Problem to work on:
Find every line in the records below that holds the word "FACE", and copy each one.

((

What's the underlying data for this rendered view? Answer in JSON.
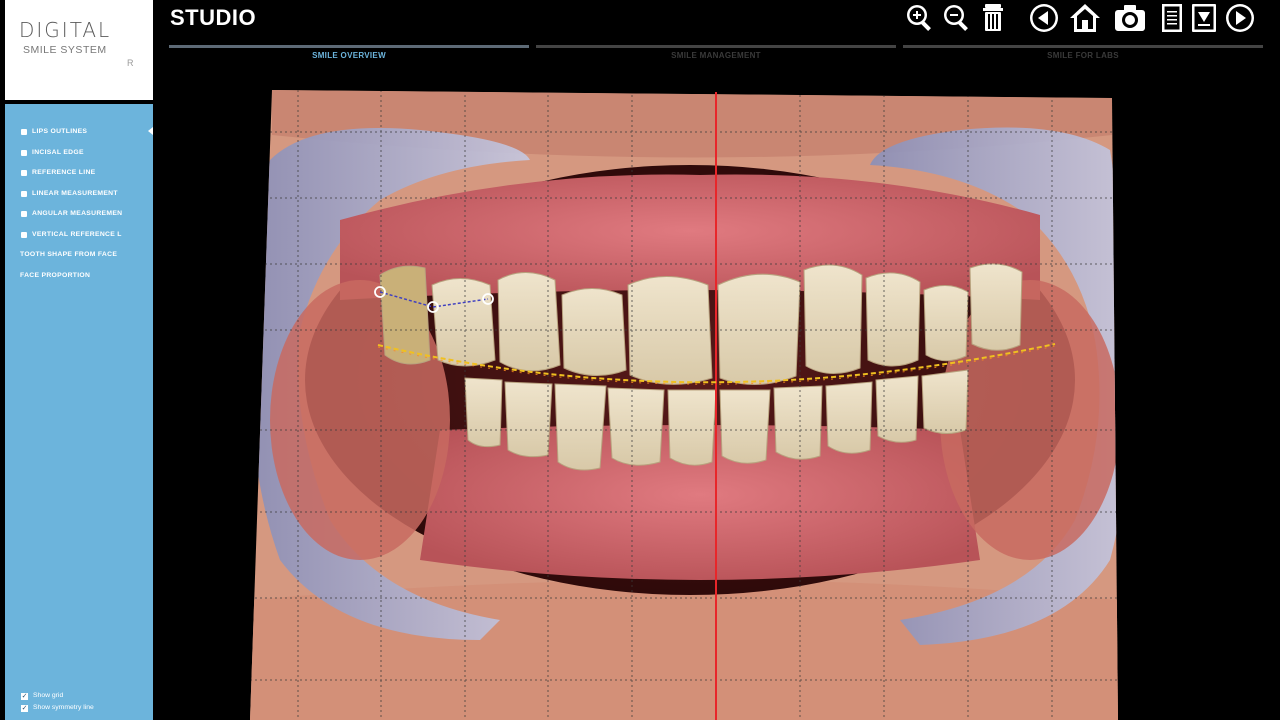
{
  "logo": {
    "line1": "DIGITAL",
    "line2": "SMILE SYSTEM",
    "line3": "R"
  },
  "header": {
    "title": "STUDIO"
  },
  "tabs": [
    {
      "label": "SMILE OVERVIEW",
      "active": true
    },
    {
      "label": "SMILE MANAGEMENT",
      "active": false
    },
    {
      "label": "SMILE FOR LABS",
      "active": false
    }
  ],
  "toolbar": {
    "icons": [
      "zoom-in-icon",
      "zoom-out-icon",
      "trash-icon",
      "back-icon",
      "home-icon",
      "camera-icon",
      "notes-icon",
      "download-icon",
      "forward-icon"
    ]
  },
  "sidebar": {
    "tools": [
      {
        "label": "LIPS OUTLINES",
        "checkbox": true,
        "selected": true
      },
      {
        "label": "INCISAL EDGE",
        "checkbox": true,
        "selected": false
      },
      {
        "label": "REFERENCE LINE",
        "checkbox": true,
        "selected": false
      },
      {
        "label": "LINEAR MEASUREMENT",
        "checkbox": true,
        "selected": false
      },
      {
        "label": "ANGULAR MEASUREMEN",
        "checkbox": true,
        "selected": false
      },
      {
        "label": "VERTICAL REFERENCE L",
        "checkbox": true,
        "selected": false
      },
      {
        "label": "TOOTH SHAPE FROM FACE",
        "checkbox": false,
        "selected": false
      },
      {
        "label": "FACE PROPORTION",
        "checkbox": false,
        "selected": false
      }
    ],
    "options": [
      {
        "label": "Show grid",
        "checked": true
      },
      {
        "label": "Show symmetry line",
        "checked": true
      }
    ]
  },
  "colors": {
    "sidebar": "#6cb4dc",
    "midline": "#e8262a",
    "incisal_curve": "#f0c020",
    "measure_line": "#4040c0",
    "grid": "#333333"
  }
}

))

Finished answer:
        "label": "TOOTH SHAPE FROM FACE",
        "label": "FACE PROPORTION",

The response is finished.